Stated goal: Locate every line below that contains the word "ratio" and copy it.

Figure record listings
'''
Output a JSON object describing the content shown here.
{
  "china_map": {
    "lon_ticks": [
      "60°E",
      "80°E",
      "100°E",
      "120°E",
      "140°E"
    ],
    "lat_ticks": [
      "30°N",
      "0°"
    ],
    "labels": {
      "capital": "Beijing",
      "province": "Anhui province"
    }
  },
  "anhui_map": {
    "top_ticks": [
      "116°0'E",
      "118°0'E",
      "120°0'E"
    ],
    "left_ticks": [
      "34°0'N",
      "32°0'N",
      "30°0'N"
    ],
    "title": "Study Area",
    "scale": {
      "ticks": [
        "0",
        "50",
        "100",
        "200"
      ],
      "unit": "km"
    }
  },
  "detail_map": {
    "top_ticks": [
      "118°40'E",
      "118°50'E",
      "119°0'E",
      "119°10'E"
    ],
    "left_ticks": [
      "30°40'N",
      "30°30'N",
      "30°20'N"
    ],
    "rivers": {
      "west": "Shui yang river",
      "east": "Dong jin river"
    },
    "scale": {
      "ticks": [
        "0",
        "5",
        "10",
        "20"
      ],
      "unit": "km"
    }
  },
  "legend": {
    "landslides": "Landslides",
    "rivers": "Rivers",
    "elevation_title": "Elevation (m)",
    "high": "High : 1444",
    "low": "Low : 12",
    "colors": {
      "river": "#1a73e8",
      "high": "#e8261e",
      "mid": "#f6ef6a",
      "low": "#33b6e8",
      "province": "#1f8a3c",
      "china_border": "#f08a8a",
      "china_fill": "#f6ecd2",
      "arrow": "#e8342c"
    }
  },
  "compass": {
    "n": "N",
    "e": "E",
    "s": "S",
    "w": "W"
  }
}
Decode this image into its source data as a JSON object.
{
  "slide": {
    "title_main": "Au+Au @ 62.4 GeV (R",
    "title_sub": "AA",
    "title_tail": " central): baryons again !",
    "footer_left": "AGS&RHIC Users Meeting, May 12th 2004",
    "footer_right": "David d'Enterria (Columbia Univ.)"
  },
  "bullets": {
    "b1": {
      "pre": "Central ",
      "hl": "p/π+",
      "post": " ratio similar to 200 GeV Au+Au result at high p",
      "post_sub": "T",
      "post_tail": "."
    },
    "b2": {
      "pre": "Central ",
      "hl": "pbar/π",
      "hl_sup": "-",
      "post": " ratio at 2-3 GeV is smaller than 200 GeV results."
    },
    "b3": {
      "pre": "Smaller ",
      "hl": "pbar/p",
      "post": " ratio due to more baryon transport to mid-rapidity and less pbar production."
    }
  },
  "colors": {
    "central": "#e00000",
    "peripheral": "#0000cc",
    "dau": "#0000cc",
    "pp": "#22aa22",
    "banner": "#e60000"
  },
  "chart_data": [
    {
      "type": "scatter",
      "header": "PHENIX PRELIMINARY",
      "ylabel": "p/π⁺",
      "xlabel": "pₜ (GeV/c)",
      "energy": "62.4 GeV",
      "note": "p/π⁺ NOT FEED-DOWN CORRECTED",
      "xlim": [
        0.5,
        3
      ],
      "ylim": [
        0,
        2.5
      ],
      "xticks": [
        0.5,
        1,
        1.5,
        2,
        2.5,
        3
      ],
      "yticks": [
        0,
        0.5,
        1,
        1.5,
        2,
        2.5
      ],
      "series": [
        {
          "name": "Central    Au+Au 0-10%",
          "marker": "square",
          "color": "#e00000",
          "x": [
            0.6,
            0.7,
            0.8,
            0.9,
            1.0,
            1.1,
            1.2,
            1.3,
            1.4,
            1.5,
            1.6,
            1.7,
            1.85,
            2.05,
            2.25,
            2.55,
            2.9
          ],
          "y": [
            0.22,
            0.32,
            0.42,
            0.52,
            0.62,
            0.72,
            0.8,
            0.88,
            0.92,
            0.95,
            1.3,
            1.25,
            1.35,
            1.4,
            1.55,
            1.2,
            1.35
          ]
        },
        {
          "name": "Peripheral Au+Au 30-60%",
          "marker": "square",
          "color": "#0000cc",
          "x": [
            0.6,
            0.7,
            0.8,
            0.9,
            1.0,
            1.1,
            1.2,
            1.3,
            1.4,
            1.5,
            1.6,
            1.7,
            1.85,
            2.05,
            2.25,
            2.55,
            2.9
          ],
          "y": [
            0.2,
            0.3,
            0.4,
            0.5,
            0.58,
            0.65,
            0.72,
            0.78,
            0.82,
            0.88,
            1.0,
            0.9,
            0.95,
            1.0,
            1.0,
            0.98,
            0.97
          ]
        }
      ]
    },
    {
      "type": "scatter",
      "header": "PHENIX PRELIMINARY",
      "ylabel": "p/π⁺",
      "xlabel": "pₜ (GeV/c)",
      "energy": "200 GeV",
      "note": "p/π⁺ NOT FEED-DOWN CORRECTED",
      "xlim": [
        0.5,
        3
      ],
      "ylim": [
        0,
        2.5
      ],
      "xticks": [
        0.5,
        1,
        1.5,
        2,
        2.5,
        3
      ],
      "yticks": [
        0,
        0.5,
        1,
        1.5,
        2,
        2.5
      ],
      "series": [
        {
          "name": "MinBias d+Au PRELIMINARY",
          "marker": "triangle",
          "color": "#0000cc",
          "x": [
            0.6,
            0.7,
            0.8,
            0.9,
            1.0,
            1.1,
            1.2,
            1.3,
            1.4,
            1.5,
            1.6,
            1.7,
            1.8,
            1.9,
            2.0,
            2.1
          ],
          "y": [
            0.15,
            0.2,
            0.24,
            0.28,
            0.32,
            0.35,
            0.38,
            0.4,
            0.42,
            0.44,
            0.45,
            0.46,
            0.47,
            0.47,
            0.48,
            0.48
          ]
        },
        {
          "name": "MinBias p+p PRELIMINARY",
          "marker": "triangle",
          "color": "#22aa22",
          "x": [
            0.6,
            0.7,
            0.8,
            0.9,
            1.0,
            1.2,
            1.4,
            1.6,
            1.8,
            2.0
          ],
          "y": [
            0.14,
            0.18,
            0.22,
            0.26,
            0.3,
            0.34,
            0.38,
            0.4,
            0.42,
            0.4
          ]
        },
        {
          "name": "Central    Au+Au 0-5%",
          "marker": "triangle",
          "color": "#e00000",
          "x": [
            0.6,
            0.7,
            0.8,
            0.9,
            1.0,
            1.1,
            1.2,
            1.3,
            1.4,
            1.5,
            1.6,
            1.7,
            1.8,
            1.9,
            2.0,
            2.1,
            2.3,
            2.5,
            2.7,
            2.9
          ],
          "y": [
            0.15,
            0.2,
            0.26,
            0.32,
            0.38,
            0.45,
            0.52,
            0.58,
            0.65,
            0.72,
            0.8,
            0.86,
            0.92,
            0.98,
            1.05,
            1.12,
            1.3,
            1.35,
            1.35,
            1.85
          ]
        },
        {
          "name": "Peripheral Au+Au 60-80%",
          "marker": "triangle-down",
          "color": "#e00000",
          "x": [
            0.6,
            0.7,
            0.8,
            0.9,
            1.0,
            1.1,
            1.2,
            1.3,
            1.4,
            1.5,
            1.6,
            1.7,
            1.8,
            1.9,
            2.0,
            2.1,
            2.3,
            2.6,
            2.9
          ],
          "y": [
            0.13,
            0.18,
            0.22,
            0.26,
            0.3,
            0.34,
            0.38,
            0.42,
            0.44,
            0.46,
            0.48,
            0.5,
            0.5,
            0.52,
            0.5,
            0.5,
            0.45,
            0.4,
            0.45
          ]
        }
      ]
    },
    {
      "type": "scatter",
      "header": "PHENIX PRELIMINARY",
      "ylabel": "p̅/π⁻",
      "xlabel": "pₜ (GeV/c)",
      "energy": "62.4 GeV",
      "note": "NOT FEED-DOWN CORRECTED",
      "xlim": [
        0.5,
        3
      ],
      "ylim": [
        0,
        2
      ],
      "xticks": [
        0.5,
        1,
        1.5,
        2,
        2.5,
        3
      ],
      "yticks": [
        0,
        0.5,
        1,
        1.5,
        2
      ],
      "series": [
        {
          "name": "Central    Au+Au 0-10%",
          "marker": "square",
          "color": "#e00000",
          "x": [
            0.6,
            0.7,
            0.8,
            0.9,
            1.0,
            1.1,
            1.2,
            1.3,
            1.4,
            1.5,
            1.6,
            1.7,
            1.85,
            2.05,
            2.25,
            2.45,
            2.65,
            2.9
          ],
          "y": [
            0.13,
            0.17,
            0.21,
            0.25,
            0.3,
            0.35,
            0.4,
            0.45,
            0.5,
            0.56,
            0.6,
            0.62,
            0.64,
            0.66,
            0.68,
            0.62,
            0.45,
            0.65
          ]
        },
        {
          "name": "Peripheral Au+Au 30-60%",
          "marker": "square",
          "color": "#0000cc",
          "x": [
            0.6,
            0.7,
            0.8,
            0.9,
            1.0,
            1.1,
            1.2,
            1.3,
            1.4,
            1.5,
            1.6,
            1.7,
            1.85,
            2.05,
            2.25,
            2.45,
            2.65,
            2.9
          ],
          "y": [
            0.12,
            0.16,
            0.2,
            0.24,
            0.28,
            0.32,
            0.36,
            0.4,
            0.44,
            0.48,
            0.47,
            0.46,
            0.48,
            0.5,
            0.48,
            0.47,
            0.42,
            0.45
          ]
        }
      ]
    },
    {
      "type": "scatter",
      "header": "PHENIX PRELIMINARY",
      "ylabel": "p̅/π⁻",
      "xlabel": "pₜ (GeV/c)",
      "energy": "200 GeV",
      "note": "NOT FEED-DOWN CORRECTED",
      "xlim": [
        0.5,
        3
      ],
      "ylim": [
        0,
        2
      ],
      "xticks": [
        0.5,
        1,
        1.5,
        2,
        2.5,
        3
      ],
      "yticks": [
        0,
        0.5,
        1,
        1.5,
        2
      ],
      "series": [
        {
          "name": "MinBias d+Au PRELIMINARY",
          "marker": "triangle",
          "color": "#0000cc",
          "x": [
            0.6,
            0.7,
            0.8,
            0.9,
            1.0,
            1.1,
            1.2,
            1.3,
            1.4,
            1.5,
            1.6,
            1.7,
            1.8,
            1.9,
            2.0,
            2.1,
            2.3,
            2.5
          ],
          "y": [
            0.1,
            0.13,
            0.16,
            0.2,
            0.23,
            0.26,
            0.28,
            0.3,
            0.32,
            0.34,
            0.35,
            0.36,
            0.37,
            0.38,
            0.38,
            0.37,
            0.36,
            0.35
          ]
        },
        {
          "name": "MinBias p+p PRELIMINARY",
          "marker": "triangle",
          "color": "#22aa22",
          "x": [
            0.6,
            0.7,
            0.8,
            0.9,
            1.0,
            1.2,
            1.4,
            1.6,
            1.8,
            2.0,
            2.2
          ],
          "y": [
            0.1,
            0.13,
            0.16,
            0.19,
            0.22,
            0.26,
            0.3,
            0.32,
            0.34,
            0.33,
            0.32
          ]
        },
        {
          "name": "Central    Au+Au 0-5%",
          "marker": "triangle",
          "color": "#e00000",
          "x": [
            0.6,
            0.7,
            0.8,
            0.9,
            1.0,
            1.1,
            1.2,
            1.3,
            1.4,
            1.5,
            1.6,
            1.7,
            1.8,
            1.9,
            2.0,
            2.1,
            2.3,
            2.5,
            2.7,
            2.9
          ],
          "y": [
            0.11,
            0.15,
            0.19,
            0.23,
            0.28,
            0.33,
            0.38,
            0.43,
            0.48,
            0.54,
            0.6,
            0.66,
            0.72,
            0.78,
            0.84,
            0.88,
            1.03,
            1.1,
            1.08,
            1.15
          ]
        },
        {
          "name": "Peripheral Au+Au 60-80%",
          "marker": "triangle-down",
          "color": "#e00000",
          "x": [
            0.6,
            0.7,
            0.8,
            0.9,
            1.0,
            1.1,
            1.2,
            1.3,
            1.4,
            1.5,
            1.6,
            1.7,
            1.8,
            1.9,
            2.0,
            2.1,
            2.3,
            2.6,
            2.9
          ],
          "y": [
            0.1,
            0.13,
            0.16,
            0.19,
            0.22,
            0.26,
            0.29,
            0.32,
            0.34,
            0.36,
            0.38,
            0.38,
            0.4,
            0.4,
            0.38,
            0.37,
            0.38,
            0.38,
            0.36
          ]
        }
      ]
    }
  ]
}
'''
Response:
      "post": " ratio similar to 200 GeV Au+Au result at high p",
      "post": " ratio at 2-3 GeV is smaller than 200 GeV results."
      "post": " ratio due to more baryon transport to mid-rapidity and less pbar production."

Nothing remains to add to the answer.